Source extract
--------------------

But modernising the shipyard and increasing production has been just one aspect of Gavino’s mission; growing Baglietto’s in-house skills in order to raise the quality of its products has been another. To this end, some technical disciplines like the electrical design, which was previously contracted out, have been moved in-house and a project engineer, a new role, now works alongside the project manager and liaises with the technical office.
“Expanding our technical team means we’re better able to monitor the workflow and control the quality of our new build projects, but it also allows us to take on bigger refits that involve more complex engineering works,” says Gavino.
As part of this two-pronged effort to raise efficiency and quality, Baglietto has engaged an independent consultancy firm to optimise software tools that help coordinate the multiple activities of the in-house departments and outside contractors or suppliers.
“It’s based on the classic GANTT diagrams that you see in most shipyards, but the software has been tailored to our own particular requirements,” says Gavino. “The program was first tested during the construction of 48-metre Silver Fox with positive results and has now been extended to all our projects.”Photo: BagliettoNow that communications with owners and prospective clients are sent via telephone, email, text message, live chat and multiple social media channels, the sales & marketing department has adopted a digital system of Customer Relationship Management (CRM) to manage its interaction with current and prospective clients with the aim of improving customer retention and driving new sales. By compiling the data from a range of different communication platforms, the yard can learn more about its target audience and how to best cater to its needs.
“Designed to streamline all our global customer services, the initiative required a major reorganisation as the system covers the historic fleet, refits, yachts under construction and future production,” explains Gavino. “Because we can organise the data by clusters — new leads, current owners, prospective owners, brokers, fast boat or displacement yacht enquiries — it’s a great tool for marketing communications.”

--------------------

Records provided

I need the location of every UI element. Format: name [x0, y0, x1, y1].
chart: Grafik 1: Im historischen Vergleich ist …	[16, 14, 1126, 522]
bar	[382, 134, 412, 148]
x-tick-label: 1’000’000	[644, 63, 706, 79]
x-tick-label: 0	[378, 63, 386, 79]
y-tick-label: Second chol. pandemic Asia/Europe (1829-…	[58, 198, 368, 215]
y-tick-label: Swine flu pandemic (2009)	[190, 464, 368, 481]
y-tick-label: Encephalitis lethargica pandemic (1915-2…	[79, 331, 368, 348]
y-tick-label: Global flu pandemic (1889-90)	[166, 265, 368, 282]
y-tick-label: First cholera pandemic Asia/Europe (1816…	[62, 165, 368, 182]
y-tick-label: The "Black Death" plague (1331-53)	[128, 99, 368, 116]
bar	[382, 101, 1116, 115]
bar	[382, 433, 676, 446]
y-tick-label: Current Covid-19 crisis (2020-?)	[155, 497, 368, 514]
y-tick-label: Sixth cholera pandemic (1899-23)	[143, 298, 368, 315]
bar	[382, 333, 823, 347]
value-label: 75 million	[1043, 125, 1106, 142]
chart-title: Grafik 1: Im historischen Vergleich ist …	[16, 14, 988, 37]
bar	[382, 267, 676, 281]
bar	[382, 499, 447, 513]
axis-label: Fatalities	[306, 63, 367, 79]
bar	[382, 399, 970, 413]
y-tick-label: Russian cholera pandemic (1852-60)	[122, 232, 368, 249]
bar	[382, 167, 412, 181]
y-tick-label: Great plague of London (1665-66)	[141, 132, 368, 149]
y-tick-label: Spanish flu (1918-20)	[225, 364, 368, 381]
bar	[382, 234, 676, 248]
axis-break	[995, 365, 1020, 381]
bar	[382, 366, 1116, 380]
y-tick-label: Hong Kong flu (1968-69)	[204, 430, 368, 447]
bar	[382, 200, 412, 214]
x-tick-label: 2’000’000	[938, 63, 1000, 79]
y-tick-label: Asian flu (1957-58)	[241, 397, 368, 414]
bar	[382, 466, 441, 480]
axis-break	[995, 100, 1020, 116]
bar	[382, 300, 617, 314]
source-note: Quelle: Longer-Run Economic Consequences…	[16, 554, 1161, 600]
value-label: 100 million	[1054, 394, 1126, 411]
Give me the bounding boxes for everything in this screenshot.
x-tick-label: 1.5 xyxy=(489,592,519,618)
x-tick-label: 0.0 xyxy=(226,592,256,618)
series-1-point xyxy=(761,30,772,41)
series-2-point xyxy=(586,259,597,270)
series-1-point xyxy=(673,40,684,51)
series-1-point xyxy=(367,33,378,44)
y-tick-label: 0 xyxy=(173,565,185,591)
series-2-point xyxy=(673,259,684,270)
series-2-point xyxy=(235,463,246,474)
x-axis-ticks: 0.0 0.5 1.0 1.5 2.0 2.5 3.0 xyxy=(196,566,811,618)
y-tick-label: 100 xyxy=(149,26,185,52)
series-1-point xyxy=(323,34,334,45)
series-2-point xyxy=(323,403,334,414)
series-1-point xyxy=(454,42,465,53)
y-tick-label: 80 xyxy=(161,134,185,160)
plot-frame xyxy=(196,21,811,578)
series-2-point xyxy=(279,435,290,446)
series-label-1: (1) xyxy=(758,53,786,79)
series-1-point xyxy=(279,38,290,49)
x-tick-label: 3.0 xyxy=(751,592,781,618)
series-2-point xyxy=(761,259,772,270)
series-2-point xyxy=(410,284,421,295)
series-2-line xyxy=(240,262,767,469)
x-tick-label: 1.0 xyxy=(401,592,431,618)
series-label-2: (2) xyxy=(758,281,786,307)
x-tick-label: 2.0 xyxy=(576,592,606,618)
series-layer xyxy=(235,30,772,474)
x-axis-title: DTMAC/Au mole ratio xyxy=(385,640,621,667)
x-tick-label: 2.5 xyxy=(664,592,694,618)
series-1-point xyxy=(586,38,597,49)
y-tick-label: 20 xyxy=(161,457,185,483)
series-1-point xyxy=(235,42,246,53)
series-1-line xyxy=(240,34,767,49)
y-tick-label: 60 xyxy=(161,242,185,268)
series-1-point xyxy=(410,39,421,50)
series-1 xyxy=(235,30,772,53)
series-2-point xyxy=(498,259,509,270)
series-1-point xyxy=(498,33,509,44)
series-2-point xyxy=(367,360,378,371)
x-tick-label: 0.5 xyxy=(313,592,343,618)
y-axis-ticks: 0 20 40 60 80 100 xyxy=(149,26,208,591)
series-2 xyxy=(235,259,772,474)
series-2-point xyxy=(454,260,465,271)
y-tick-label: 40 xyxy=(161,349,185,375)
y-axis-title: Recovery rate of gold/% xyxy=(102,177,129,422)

--------------------

Directions
[1] Reproduce word for word the section of the Baglietto shipyard passage starting with "As part of this" and going on through "contractors or suppliers.".
[2] Take the passage on Baglietto's shipyard further, continuing on from its final sentence.

Your written answers
[1]
As part of this two-pronged effort to raise efficiency and quality, Baglietto has engaged an independent consultancy firm to optimise software tools that help coordinate the multiple activities of the in-house departments and outside contractors or suppliers.

[2]
Baglietto has yet to build a yacht with hybrid propulsion, although it has technical platforms ready if a client requests it (Gavino favours proven diesel-electric systems with electric pods over hybrid solutions with battery banks). Nevertheless, the shipyard is still focused on harnessing new technologies across the sustainability spectrum, from replacing exotic marbles with ceramic alternatives to biocide-free, super-slippery anti-fouling coatings that not only keep the hull free of marine organisms but also improve fuel economy by reducing resistance.
“A potential client told us in Fort Lauderdale that his son didn’t want him to build a yacht that burns excessive amounts of fuel,” says Gavino. “Attitudes are changing, often driven by the younger generation, which explains the move towards slower but more economical displacement vessels.”Photo: BagliettoBaglietto specialises in a hugely competitive segment of the superyacht market. Rivals such as Mangusta and Heesen, like Baglietto, built their reputations on building semi-displacement boats and are now investing heavily in displacement or fast-displacement models to meet the evolving priorities of owners. In this context, what distinguishes a brand from its competitors is as much the overall customer experience as the finished product.
“The owner of our 55-metre just launched has been coming to the yard every couple of weeks or so, often with his family,” concludes Gavino. “He’s a very busy man, so for him to take time out from his other commitments is a sure sign he’s enjoying himself.”